Available data:
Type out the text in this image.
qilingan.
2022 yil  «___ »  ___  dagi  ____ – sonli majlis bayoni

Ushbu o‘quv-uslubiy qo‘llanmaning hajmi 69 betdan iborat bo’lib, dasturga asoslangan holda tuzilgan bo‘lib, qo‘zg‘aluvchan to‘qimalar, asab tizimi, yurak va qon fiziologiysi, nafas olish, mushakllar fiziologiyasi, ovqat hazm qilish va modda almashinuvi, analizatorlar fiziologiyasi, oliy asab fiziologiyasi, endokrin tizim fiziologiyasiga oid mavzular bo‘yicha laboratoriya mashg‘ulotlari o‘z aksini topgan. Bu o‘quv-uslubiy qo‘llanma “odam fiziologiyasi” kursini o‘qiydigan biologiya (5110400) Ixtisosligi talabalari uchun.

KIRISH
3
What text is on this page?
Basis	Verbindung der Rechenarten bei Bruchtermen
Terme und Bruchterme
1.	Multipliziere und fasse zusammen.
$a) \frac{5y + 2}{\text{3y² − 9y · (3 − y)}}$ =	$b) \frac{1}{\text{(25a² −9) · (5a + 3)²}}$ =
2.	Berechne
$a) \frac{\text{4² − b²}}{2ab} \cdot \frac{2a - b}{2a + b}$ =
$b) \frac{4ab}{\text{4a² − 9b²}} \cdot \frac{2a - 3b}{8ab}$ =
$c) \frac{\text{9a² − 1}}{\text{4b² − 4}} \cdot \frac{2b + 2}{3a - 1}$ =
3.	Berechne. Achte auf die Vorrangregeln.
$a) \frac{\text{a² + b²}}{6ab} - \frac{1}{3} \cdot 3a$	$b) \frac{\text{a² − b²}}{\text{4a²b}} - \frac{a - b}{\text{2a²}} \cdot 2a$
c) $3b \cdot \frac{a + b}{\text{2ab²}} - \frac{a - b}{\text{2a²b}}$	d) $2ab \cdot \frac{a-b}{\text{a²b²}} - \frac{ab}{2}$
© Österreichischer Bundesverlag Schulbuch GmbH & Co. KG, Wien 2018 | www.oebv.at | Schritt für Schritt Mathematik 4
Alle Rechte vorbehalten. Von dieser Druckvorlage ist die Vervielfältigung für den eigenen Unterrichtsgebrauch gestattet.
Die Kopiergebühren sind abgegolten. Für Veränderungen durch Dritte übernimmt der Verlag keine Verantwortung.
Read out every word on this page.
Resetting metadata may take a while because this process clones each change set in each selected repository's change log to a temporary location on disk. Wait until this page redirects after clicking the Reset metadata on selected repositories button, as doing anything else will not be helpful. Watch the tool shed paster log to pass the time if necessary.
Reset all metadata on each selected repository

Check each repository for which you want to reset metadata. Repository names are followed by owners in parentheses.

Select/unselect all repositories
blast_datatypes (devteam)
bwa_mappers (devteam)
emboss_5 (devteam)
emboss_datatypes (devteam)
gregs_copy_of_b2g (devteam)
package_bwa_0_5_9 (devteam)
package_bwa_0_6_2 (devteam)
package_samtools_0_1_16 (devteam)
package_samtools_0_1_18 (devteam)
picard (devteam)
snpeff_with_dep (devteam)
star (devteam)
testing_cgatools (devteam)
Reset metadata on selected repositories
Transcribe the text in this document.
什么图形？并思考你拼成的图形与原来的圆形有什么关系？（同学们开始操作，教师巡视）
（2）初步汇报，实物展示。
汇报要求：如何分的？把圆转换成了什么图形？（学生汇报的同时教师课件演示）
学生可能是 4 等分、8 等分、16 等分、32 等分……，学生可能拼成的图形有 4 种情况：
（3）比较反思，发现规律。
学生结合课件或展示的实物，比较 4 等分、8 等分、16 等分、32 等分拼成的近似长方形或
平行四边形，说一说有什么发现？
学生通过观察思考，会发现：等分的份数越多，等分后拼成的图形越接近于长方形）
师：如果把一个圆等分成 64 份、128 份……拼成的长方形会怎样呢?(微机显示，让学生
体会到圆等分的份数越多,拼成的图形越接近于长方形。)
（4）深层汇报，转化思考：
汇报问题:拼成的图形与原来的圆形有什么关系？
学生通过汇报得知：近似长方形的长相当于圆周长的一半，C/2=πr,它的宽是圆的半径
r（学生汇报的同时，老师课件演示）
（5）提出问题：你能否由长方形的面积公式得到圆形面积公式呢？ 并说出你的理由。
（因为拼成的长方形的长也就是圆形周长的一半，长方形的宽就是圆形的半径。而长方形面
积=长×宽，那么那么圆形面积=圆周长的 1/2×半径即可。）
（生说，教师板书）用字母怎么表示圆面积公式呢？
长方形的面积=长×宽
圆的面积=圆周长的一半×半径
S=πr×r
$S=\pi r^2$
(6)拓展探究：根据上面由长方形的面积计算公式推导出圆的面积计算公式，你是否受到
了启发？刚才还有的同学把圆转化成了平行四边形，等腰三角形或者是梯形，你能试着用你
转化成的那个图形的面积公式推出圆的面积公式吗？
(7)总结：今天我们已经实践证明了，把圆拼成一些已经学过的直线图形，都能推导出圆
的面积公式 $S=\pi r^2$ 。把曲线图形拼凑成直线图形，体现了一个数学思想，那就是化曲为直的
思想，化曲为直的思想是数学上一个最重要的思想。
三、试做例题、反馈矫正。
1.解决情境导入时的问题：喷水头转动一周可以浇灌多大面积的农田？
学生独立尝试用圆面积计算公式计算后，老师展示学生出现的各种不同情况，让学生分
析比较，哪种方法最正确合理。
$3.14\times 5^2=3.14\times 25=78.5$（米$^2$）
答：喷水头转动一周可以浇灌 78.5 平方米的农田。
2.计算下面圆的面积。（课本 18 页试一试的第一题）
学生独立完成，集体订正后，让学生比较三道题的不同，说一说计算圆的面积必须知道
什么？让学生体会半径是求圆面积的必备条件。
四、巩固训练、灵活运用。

Goal:
Copy out every line from the material above in which the word "Berechne" appears.

Exercise result:
2.	Berechne
3.	Berechne. Achte auf die Vorrangregeln.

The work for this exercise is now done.